| TO DO |
Pull every line containing "disabled" out of the material below.

| DATA ENTRIES |
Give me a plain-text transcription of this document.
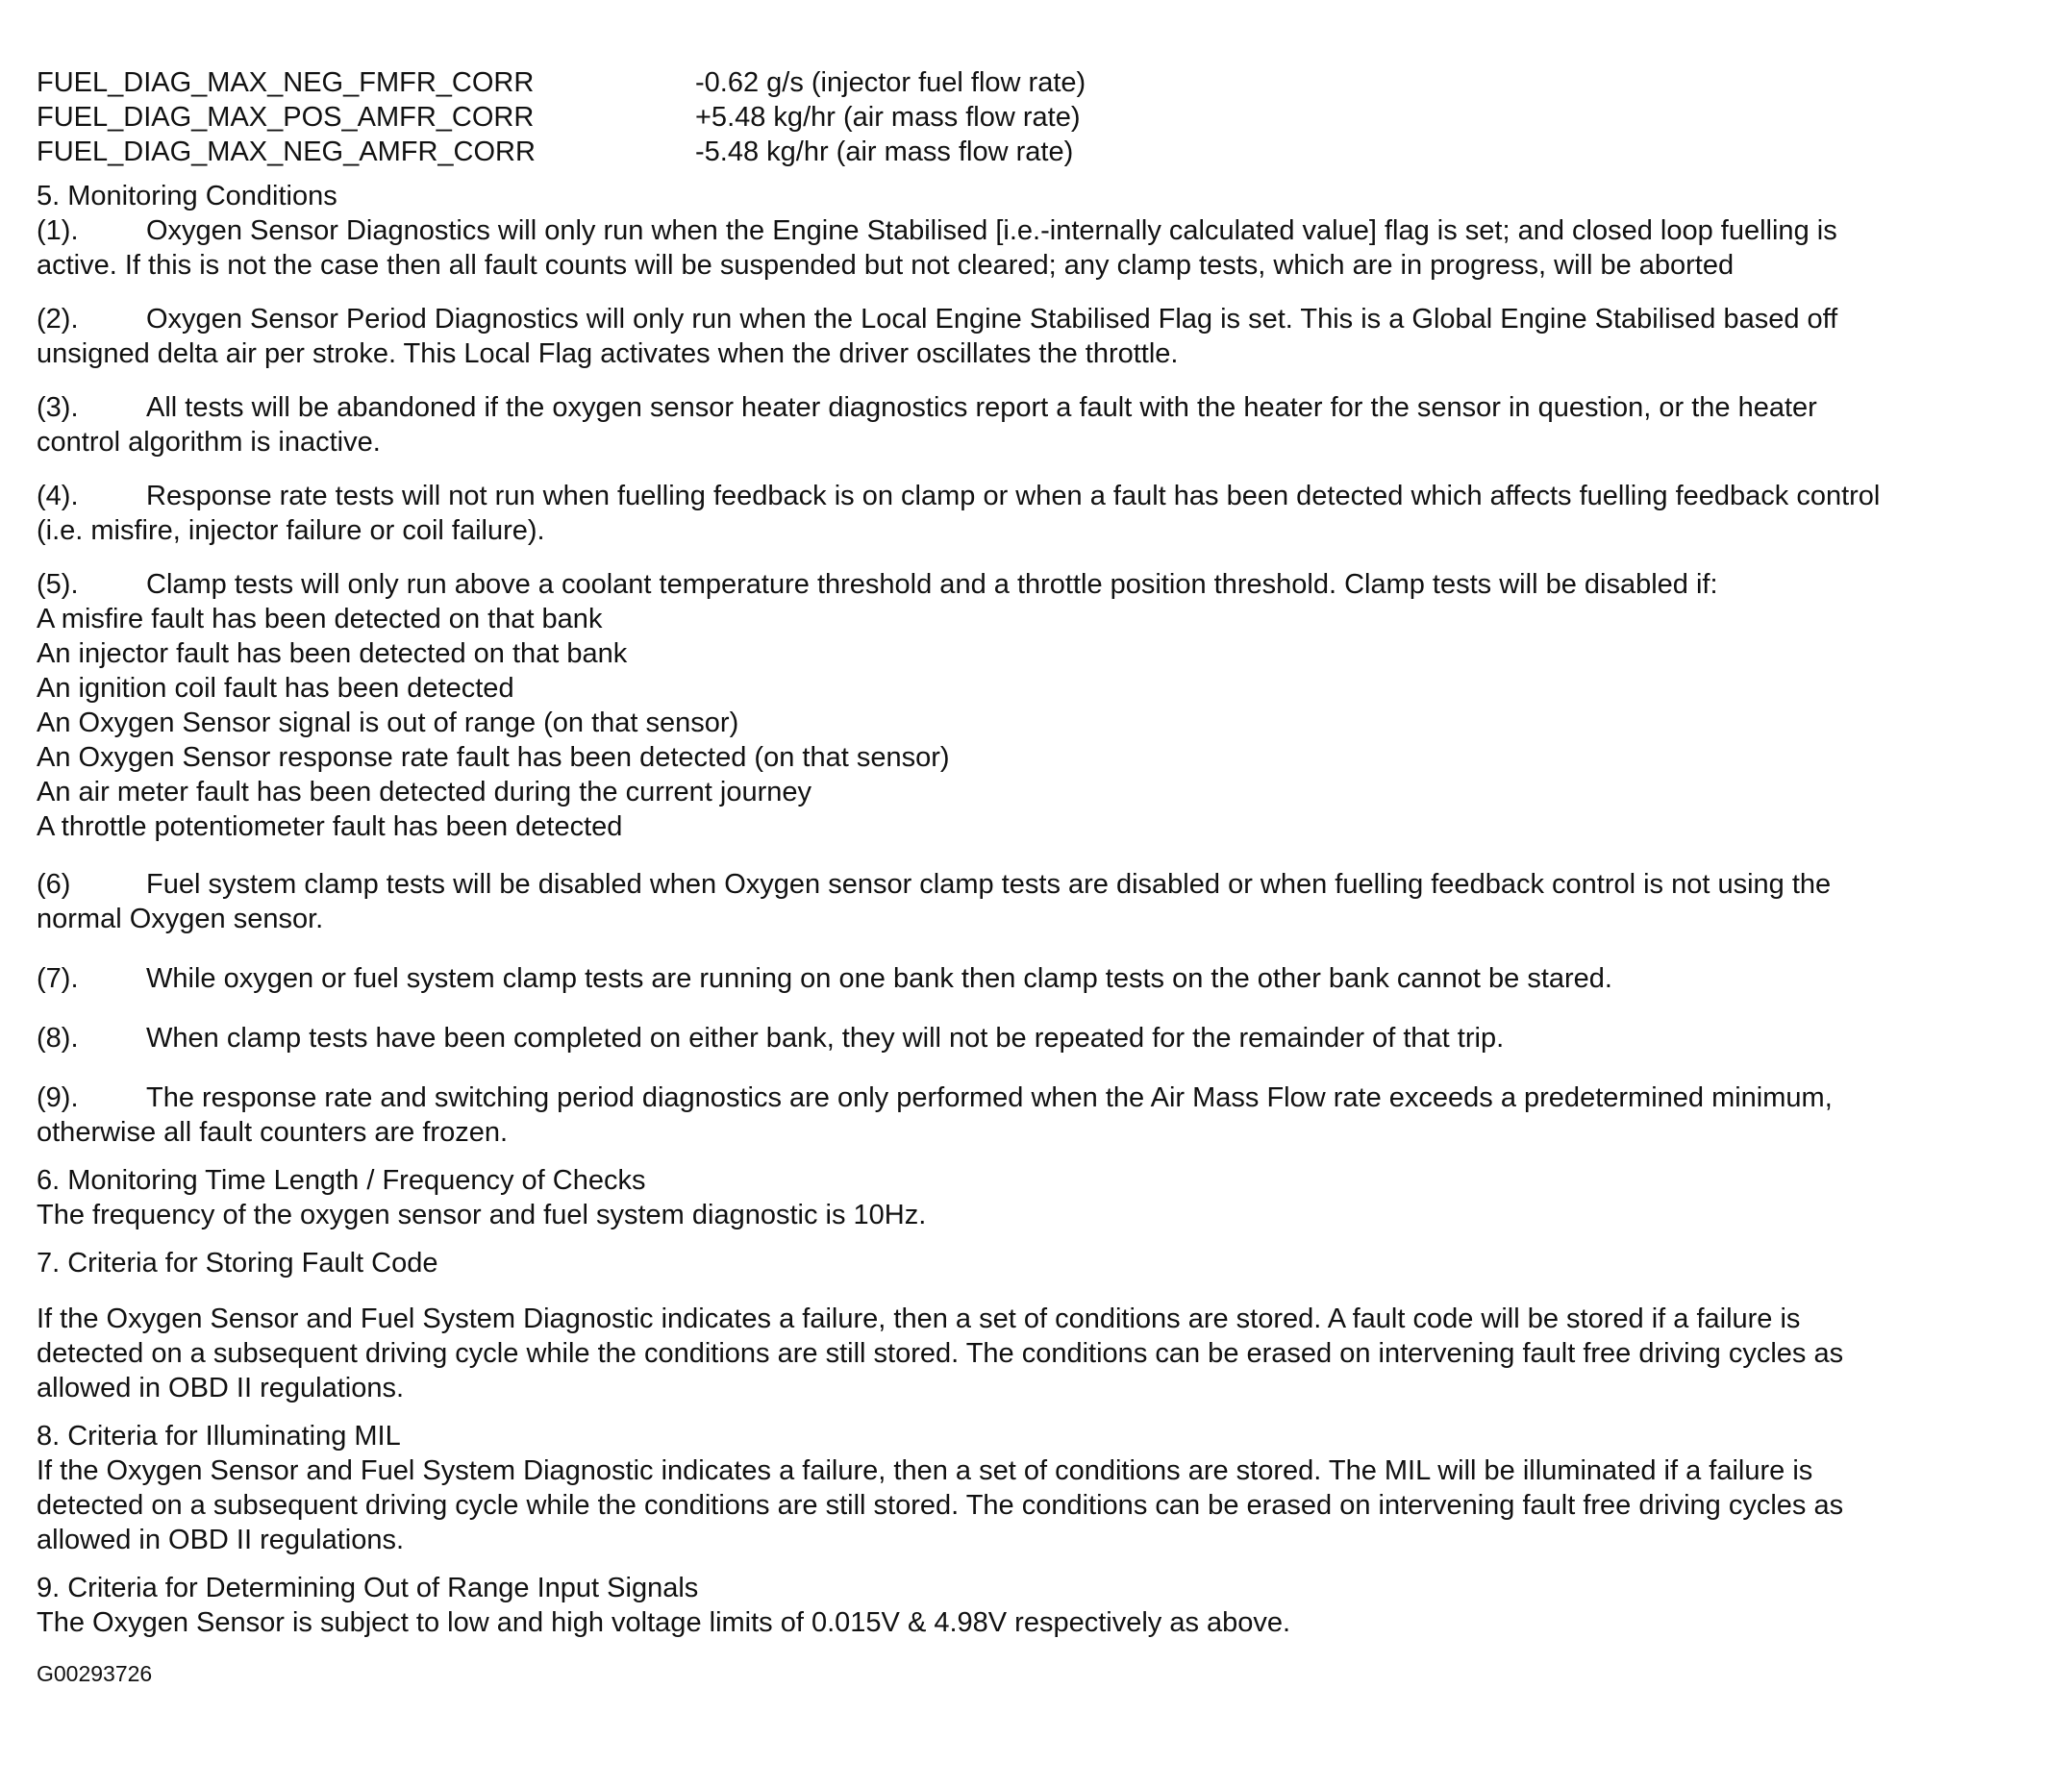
FUEL_DIAG_MAX_NEG_FMFR_CORR	-0.62 g/s (injector fuel flow rate)
FUEL_DIAG_MAX_POS_AMFR_CORR	+5.48 kg/hr (air mass flow rate)
FUEL_DIAG_MAX_NEG_AMFR_CORR	-5.48 kg/hr (air mass flow rate)
5. Monitoring Conditions
(1). Oxygen Sensor Diagnostics will only run when the Engine Stabilised [i.e.-internally calculated value] flag is set; and closed loop fuelling is
active. If this is not the case then all fault counts will be suspended but not cleared; any clamp tests, which are in progress, will be aborted
(2). Oxygen Sensor Period Diagnostics will only run when the Local Engine Stabilised Flag is set. This is a Global Engine Stabilised based off
unsigned delta air per stroke. This Local Flag activates when the driver oscillates the throttle.
(3). All tests will be abandoned if the oxygen sensor heater diagnostics report a fault with the heater for the sensor in question, or the heater
control algorithm is inactive.
(4). Response rate tests will not run when fuelling feedback is on clamp or when a fault has been detected which affects fuelling feedback control
(i.e. misfire, injector failure or coil failure).
(5). Clamp tests will only run above a coolant temperature threshold and a throttle position threshold. Clamp tests will be disabled if:
A misfire fault has been detected on that bank
An injector fault has been detected on that bank
An ignition coil fault has been detected
An Oxygen Sensor signal is out of range (on that sensor)
An Oxygen Sensor response rate fault has been detected (on that sensor)
An air meter fault has been detected during the current journey
A throttle potentiometer fault has been detected
(6)	Fuel system clamp tests will be disabled when Oxygen sensor clamp tests are disabled or when fuelling feedback control is not using the
normal Oxygen sensor.
(7). While oxygen or fuel system clamp tests are running on one bank then clamp tests on the other bank cannot be stared.
(8). When clamp tests have been completed on either bank, they will not be repeated for the remainder of that trip.
(9). The response rate and switching period diagnostics are only performed when the Air Mass Flow rate exceeds a predetermined minimum,
otherwise all fault counters are frozen.
6. Monitoring Time Length / Frequency of Checks
The frequency of the oxygen sensor and fuel system diagnostic is 10Hz.
7. Criteria for Storing Fault Code
If the Oxygen Sensor and Fuel System Diagnostic indicates a failure, then a set of conditions are stored. A fault code will be stored if a failure is
detected on a subsequent driving cycle while the conditions are still stored. The conditions can be erased on intervening fault free driving cycles as
allowed in OBD II regulations.
8. Criteria for Illuminating MIL
If the Oxygen Sensor and Fuel System Diagnostic indicates a failure, then a set of conditions are stored. The MIL will be illuminated if a failure is
detected on a subsequent driving cycle while the conditions are still stored. The conditions can be erased on intervening fault free driving cycles as
allowed in OBD II regulations.
9. Criteria for Determining Out of Range Input Signals
The Oxygen Sensor is subject to low and high voltage limits of 0.015V & 4.98V respectively as above.
G00293726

| SOLUTION TO THIS TASK |
(5). Clamp tests will only run above a coolant temperature threshold and a throttle position threshold. Clamp tests will be disabled if:
(6)	Fuel system clamp tests will be disabled when Oxygen sensor clamp tests are disabled or when fuelling feedback control is not using the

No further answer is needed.